| RECORDS SHOWN |

-------------------------

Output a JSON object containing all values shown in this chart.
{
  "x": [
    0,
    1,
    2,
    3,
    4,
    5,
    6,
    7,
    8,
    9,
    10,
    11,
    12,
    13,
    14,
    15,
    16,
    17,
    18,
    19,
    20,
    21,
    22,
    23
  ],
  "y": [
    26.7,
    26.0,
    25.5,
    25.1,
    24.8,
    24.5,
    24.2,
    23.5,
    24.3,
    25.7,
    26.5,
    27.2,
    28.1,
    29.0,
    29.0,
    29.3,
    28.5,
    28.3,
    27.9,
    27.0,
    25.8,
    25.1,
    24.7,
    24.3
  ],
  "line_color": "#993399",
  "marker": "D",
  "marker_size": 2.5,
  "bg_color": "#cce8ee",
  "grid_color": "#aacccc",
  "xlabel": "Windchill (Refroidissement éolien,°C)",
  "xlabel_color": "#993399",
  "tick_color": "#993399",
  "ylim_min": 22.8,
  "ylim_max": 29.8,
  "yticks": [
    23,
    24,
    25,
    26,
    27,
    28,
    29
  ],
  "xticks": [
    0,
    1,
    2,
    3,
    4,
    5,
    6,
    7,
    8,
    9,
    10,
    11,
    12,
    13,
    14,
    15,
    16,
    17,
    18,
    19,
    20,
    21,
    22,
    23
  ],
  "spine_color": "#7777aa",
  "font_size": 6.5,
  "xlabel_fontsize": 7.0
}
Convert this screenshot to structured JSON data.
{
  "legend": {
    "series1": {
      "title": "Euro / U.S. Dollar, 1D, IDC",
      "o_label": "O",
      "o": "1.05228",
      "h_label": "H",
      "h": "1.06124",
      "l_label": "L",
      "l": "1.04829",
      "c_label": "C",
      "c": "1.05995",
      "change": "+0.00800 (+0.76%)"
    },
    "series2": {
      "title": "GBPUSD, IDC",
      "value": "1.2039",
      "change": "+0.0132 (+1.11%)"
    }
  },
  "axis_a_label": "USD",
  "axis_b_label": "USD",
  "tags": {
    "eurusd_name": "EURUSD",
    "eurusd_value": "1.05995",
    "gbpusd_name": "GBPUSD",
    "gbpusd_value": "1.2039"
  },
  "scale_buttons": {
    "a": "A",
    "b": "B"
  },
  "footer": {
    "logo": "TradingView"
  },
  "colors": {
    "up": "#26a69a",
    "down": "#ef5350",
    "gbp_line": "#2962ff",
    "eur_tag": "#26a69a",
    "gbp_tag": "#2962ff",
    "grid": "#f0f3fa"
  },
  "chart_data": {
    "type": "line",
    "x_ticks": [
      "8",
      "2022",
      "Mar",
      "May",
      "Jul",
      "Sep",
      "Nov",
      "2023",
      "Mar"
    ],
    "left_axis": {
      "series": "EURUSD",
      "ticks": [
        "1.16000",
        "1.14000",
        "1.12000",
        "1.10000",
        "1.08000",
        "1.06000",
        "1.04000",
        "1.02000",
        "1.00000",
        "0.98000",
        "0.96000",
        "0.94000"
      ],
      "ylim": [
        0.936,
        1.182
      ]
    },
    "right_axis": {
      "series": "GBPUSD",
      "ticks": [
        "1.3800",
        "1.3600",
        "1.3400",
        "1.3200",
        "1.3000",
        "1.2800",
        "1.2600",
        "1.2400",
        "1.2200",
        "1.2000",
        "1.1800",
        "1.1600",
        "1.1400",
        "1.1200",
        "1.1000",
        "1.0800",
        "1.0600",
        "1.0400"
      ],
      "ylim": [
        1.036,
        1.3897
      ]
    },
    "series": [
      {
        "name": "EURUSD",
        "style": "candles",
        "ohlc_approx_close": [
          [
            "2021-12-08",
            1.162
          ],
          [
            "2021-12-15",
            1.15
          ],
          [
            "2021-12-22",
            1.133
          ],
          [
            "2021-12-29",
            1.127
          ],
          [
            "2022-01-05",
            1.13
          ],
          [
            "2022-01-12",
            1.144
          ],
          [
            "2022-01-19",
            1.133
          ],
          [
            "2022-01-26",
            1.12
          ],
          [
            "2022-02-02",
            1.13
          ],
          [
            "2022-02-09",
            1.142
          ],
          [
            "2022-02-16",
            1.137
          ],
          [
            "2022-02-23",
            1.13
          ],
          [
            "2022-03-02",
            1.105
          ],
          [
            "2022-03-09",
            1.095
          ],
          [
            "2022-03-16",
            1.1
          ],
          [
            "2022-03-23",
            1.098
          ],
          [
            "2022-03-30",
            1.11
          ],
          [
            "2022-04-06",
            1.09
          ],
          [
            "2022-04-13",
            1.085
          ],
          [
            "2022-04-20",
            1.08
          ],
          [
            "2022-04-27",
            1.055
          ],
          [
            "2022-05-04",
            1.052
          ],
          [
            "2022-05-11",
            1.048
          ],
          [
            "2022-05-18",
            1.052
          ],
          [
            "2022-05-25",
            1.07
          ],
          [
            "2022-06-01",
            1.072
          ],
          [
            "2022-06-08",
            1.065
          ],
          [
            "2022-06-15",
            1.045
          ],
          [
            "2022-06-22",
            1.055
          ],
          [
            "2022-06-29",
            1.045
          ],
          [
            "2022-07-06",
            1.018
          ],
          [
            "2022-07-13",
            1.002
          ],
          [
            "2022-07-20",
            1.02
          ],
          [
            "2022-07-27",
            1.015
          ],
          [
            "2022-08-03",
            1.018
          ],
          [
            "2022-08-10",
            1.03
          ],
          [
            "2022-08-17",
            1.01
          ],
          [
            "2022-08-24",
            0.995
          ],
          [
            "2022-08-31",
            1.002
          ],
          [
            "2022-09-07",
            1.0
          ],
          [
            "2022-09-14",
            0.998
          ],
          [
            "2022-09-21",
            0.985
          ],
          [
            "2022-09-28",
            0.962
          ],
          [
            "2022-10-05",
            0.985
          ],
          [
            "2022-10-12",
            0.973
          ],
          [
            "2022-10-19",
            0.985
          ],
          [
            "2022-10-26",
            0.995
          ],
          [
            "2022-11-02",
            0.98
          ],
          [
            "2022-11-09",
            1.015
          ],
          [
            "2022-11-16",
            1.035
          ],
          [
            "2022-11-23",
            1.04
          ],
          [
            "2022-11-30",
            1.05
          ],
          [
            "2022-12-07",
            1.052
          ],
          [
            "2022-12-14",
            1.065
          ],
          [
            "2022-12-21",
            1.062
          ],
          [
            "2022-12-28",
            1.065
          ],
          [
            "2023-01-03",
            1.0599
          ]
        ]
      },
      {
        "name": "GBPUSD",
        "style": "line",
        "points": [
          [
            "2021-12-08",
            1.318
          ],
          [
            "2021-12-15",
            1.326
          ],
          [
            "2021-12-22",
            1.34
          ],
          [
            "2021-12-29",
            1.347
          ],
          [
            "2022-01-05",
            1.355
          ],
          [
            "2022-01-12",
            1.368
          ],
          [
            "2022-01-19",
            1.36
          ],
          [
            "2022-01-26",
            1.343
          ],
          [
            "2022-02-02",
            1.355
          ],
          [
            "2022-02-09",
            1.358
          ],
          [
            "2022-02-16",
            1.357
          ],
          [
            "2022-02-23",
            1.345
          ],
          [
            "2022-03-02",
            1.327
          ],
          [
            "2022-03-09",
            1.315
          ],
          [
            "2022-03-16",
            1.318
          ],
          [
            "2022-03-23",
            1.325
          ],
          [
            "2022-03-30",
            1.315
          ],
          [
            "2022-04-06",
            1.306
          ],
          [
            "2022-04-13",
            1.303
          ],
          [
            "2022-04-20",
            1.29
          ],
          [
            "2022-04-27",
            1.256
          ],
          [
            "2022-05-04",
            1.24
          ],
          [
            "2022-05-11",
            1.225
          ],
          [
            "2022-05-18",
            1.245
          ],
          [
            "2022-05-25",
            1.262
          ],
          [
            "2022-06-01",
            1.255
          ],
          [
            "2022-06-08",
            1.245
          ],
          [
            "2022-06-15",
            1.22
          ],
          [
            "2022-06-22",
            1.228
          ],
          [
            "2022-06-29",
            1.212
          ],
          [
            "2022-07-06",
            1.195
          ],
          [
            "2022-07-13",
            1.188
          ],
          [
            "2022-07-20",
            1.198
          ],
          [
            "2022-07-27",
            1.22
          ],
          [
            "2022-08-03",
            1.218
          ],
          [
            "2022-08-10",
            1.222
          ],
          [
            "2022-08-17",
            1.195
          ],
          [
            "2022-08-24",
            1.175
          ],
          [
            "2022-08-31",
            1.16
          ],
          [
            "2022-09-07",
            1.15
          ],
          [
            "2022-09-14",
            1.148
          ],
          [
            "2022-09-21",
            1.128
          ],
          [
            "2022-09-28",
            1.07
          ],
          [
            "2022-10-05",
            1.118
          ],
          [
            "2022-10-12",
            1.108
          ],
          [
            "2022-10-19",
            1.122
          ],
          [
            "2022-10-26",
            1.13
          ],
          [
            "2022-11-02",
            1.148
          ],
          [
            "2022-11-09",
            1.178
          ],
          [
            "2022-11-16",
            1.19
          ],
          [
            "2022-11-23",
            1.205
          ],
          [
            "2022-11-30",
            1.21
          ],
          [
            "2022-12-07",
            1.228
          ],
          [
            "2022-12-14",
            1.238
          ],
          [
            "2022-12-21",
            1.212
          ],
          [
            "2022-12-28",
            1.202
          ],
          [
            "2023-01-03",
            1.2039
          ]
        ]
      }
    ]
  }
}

-------------------------

| STATED PROBLEM |
Gather every line from the listing above in which "JSON" appears, and copy those lines.

| THE REPLY |
Output a JSON object containing all values shown in this chart.
Convert this screenshot to structured JSON data.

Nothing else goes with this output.